-- WORK TO COMPLETE --
Please set down all the lines beneath this one exactly, without the pictures.

-- EXTRACTED ENTRIES --
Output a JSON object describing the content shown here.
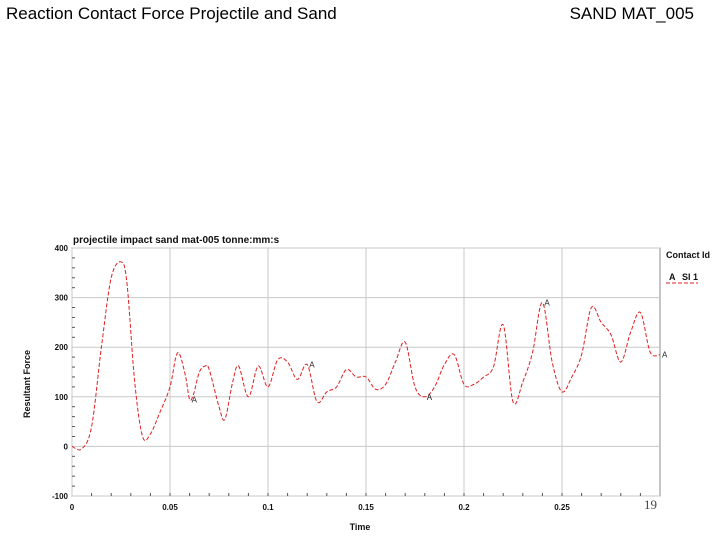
{
  "slide": {
    "title_left": "Reaction Contact Force Projectile and Sand",
    "title_right": "SAND MAT_005",
    "page_number": "19"
  },
  "chart_data": {
    "type": "line",
    "title": "projectile impact sand mat-005 tonne:mm:s",
    "xlabel": "Time",
    "ylabel": "Resultant Force",
    "xlim": [
      0,
      0.3
    ],
    "ylim": [
      -100,
      400
    ],
    "x_ticks": [
      0,
      0.05,
      0.1,
      0.15,
      0.2,
      0.25
    ],
    "x_tick_labels": [
      "0",
      "0.05",
      "0.1",
      "0.15",
      "0.2",
      "0.25"
    ],
    "y_ticks": [
      -100,
      0,
      100,
      200,
      300,
      400
    ],
    "y_tick_labels": [
      "-100",
      "0",
      "100",
      "200",
      "300",
      "400"
    ],
    "grid": true,
    "legend": {
      "title": "Contact Id",
      "placement": "right"
    },
    "series": [
      {
        "name": "SI 1",
        "marker_label": "A",
        "color": "#e02020",
        "x": [
          0,
          0.005,
          0.01,
          0.015,
          0.02,
          0.025,
          0.028,
          0.032,
          0.036,
          0.04,
          0.045,
          0.05,
          0.053,
          0.055,
          0.058,
          0.06,
          0.062,
          0.065,
          0.068,
          0.07,
          0.075,
          0.078,
          0.082,
          0.085,
          0.09,
          0.095,
          0.1,
          0.105,
          0.11,
          0.115,
          0.12,
          0.125,
          0.13,
          0.135,
          0.14,
          0.145,
          0.15,
          0.155,
          0.16,
          0.165,
          0.17,
          0.175,
          0.18,
          0.185,
          0.19,
          0.195,
          0.2,
          0.205,
          0.21,
          0.215,
          0.22,
          0.225,
          0.23,
          0.235,
          0.24,
          0.245,
          0.25,
          0.255,
          0.26,
          0.265,
          0.27,
          0.275,
          0.28,
          0.285,
          0.29,
          0.295,
          0.3
        ],
        "y": [
          0,
          -5,
          40,
          200,
          340,
          372,
          330,
          130,
          20,
          25,
          70,
          120,
          180,
          185,
          140,
          95,
          105,
          150,
          162,
          155,
          80,
          55,
          130,
          162,
          100,
          162,
          120,
          175,
          170,
          135,
          165,
          90,
          110,
          120,
          155,
          140,
          140,
          115,
          125,
          170,
          210,
          120,
          100,
          120,
          165,
          185,
          125,
          125,
          140,
          160,
          245,
          90,
          130,
          190,
          290,
          170,
          110,
          140,
          185,
          280,
          250,
          225,
          170,
          230,
          270,
          190,
          185
        ]
      }
    ],
    "annotations": [
      {
        "text": "A",
        "x": 0.06,
        "y": 95
      },
      {
        "text": "A",
        "x": 0.12,
        "y": 165
      },
      {
        "text": "A",
        "x": 0.18,
        "y": 100
      },
      {
        "text": "A",
        "x": 0.24,
        "y": 290
      },
      {
        "text": "A",
        "x": 0.3,
        "y": 185
      }
    ]
  }
}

-- THE COMPLETED TASK --
Output a JSON object describing the content shown here.
{
  "slide": {
    "title_left": "Reaction Contact Force Projectile and Sand",
    "title_right": "SAND MAT_005",
    "page_number": "19"
  },
  "chart_data": {
    "type": "line",
    "title": "projectile impact sand mat-005 tonne:mm:s",
    "xlabel": "Time",
    "ylabel": "Resultant Force",
    "xlim": [
      0,
      0.3
    ],
    "ylim": [
      -100,
      400
    ],
    "x_ticks": [
      0,
      0.05,
      0.1,
      0.15,
      0.2,
      0.25
    ],
    "x_tick_labels": [
      "0",
      "0.05",
      "0.1",
      "0.15",
      "0.2",
      "0.25"
    ],
    "y_ticks": [
      -100,
      0,
      100,
      200,
      300,
      400
    ],
    "y_tick_labels": [
      "-100",
      "0",
      "100",
      "200",
      "300",
      "400"
    ],
    "grid": true,
    "legend": {
      "title": "Contact Id",
      "placement": "right"
    },
    "series": [
      {
        "name": "SI 1",
        "marker_label": "A",
        "color": "#e02020",
        "x": [
          0,
          0.005,
          0.01,
          0.015,
          0.02,
          0.025,
          0.028,
          0.032,
          0.036,
          0.04,
          0.045,
          0.05,
          0.053,
          0.055,
          0.058,
          0.06,
          0.062,
          0.065,
          0.068,
          0.07,
          0.075,
          0.078,
          0.082,
          0.085,
          0.09,
          0.095,
          0.1,
          0.105,
          0.11,
          0.115,
          0.12,
          0.125,
          0.13,
          0.135,
          0.14,
          0.145,
          0.15,
          0.155,
          0.16,
          0.165,
          0.17,
          0.175,
          0.18,
          0.185,
          0.19,
          0.195,
          0.2,
          0.205,
          0.21,
          0.215,
          0.22,
          0.225,
          0.23,
          0.235,
          0.24,
          0.245,
          0.25,
          0.255,
          0.26,
          0.265,
          0.27,
          0.275,
          0.28,
          0.285,
          0.29,
          0.295,
          0.3
        ],
        "y": [
          0,
          -5,
          40,
          200,
          340,
          372,
          330,
          130,
          20,
          25,
          70,
          120,
          180,
          185,
          140,
          95,
          105,
          150,
          162,
          155,
          80,
          55,
          130,
          162,
          100,
          162,
          120,
          175,
          170,
          135,
          165,
          90,
          110,
          120,
          155,
          140,
          140,
          115,
          125,
          170,
          210,
          120,
          100,
          120,
          165,
          185,
          125,
          125,
          140,
          160,
          245,
          90,
          130,
          190,
          290,
          170,
          110,
          140,
          185,
          280,
          250,
          225,
          170,
          230,
          270,
          190,
          185
        ]
      }
    ],
    "annotations": [
      {
        "text": "A",
        "x": 0.06,
        "y": 95
      },
      {
        "text": "A",
        "x": 0.12,
        "y": 165
      },
      {
        "text": "A",
        "x": 0.18,
        "y": 100
      },
      {
        "text": "A",
        "x": 0.24,
        "y": 290
      },
      {
        "text": "A",
        "x": 0.3,
        "y": 185
      }
    ]
  }
}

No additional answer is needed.